**AIM OF THE EXERCISE:** Extract the lines that carry the string "title" from the listing.

**EXERCISE MATERIAL:**
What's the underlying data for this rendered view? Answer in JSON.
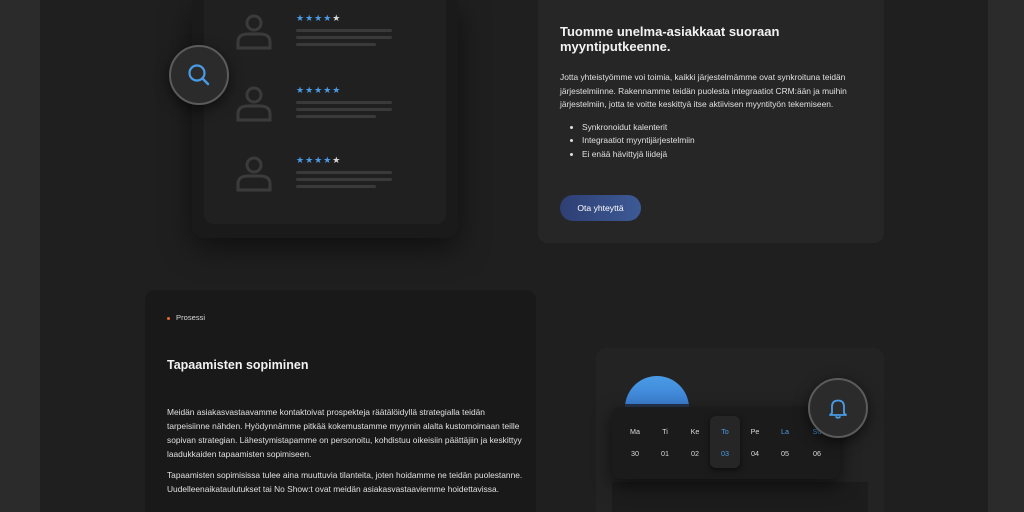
{
  "reviews": {
    "items": [
      {
        "stars_on": "★★★★",
        "stars_off": "★"
      },
      {
        "stars_on": "★★★★★",
        "stars_off": ""
      },
      {
        "stars_on": "★★★★",
        "stars_off": "★"
      }
    ]
  },
  "crm": {
    "title": "Tuomme unelma-asiakkaat suoraan myyntiputkeenne.",
    "body": "Jotta yhteistyömme voi toimia, kaikki järjestelmämme ovat synkroituna teidän järjestelmiinne. Rakennamme teidän puolesta integraatiot CRM:ään ja muihin järjestelmiin, jotta te voitte keskittyä itse aktiivisen myyntityön tekemiseen.",
    "bullets": [
      "Synkronoidut kalenterit",
      "Integraatiot myyntijärjestelmiin",
      "Ei enää hävittyjä liidejä"
    ],
    "button": "Ota yhteyttä"
  },
  "process": {
    "tag": "Prosessi",
    "title": "Tapaamisten sopiminen",
    "p1": "Meidän asiakasvastaavamme kontaktoivat prospekteja räätälöidyllä strategialla teidän tarpeisiinne nähden. Hyödynnämme pitkää kokemustamme myynnin alalta kustomoimaan teille sopivan strategian. Lähestymistapamme on personoitu, kohdistuu oikeisiin päättäjiin ja keskittyy laadukkaiden tapaamisten sopimiseen.",
    "p2": "Tapaamisten sopimisissa tulee aina muuttuvia tilanteita, joten hoidamme ne teidän puolestanne. Uudelleenaikataulutukset tai No Show:t ovat meidän asiakasvastaaviemme hoidettavissa."
  },
  "calendar": {
    "days": [
      "Ma",
      "Ti",
      "Ke",
      "To",
      "Pe",
      "La",
      "Su"
    ],
    "dates": [
      "30",
      "01",
      "02",
      "03",
      "04",
      "05",
      "06"
    ],
    "highlight_color": "#4a9be6"
  },
  "icons": {
    "search": "search-icon",
    "bell": "bell-icon",
    "avatar": "user-icon"
  }
}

**RESPONSE BELOW:**
    "title": "Tuomme unelma-asiakkaat suoraan myyntiputkeenne.",
    "title": "Tapaamisten sopiminen",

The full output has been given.